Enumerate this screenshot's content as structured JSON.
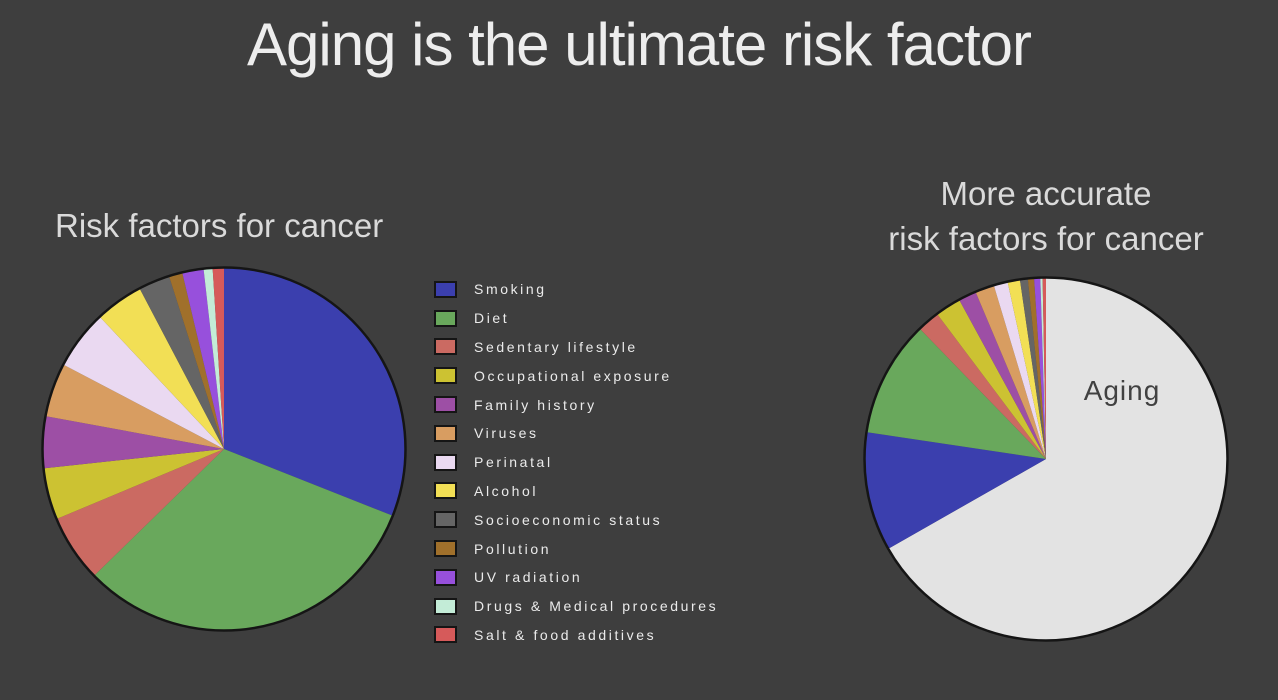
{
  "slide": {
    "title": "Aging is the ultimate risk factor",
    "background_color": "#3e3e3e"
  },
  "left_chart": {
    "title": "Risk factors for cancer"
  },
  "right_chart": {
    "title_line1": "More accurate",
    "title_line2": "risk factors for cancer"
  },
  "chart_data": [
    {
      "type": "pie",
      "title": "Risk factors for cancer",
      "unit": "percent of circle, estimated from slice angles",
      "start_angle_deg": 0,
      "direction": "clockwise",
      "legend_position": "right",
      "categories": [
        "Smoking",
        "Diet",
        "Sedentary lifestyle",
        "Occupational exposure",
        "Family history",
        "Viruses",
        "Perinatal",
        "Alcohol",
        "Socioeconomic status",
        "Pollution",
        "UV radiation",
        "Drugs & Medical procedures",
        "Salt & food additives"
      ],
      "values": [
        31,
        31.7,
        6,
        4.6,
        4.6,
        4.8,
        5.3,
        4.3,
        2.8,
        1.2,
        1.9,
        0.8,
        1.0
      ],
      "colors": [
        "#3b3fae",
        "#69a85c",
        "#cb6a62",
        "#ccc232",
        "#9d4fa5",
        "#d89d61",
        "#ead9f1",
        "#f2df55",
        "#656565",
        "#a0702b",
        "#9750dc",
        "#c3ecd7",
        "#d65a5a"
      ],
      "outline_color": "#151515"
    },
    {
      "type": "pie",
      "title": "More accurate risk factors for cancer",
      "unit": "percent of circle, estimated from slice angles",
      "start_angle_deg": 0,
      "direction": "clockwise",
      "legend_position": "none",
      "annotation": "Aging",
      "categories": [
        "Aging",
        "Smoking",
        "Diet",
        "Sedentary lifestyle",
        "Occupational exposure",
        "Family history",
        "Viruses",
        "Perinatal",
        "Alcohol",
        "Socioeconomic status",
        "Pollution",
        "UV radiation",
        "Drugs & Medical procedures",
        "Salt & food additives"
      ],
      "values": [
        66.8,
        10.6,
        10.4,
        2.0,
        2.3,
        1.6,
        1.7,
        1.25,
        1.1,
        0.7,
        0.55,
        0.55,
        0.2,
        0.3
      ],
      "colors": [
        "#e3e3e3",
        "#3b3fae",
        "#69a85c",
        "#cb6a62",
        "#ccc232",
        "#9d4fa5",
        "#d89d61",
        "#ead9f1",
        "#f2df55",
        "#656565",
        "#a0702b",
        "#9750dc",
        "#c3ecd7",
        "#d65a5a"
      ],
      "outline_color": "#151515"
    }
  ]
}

> _YOUR INSTRUCTIONS_: Pictures stay out; the data above is to be returned exactly.

> _TASK ANSWER_:
Enumerate this screenshot's content as structured JSON.
{
  "slide": {
    "title": "Aging is the ultimate risk factor",
    "background_color": "#3e3e3e"
  },
  "left_chart": {
    "title": "Risk factors for cancer"
  },
  "right_chart": {
    "title_line1": "More accurate",
    "title_line2": "risk factors for cancer"
  },
  "chart_data": [
    {
      "type": "pie",
      "title": "Risk factors for cancer",
      "unit": "percent of circle, estimated from slice angles",
      "start_angle_deg": 0,
      "direction": "clockwise",
      "legend_position": "right",
      "categories": [
        "Smoking",
        "Diet",
        "Sedentary lifestyle",
        "Occupational exposure",
        "Family history",
        "Viruses",
        "Perinatal",
        "Alcohol",
        "Socioeconomic status",
        "Pollution",
        "UV radiation",
        "Drugs & Medical procedures",
        "Salt & food additives"
      ],
      "values": [
        31,
        31.7,
        6,
        4.6,
        4.6,
        4.8,
        5.3,
        4.3,
        2.8,
        1.2,
        1.9,
        0.8,
        1.0
      ],
      "colors": [
        "#3b3fae",
        "#69a85c",
        "#cb6a62",
        "#ccc232",
        "#9d4fa5",
        "#d89d61",
        "#ead9f1",
        "#f2df55",
        "#656565",
        "#a0702b",
        "#9750dc",
        "#c3ecd7",
        "#d65a5a"
      ],
      "outline_color": "#151515"
    },
    {
      "type": "pie",
      "title": "More accurate risk factors for cancer",
      "unit": "percent of circle, estimated from slice angles",
      "start_angle_deg": 0,
      "direction": "clockwise",
      "legend_position": "none",
      "annotation": "Aging",
      "categories": [
        "Aging",
        "Smoking",
        "Diet",
        "Sedentary lifestyle",
        "Occupational exposure",
        "Family history",
        "Viruses",
        "Perinatal",
        "Alcohol",
        "Socioeconomic status",
        "Pollution",
        "UV radiation",
        "Drugs & Medical procedures",
        "Salt & food additives"
      ],
      "values": [
        66.8,
        10.6,
        10.4,
        2.0,
        2.3,
        1.6,
        1.7,
        1.25,
        1.1,
        0.7,
        0.55,
        0.55,
        0.2,
        0.3
      ],
      "colors": [
        "#e3e3e3",
        "#3b3fae",
        "#69a85c",
        "#cb6a62",
        "#ccc232",
        "#9d4fa5",
        "#d89d61",
        "#ead9f1",
        "#f2df55",
        "#656565",
        "#a0702b",
        "#9750dc",
        "#c3ecd7",
        "#d65a5a"
      ],
      "outline_color": "#151515"
    }
  ]
}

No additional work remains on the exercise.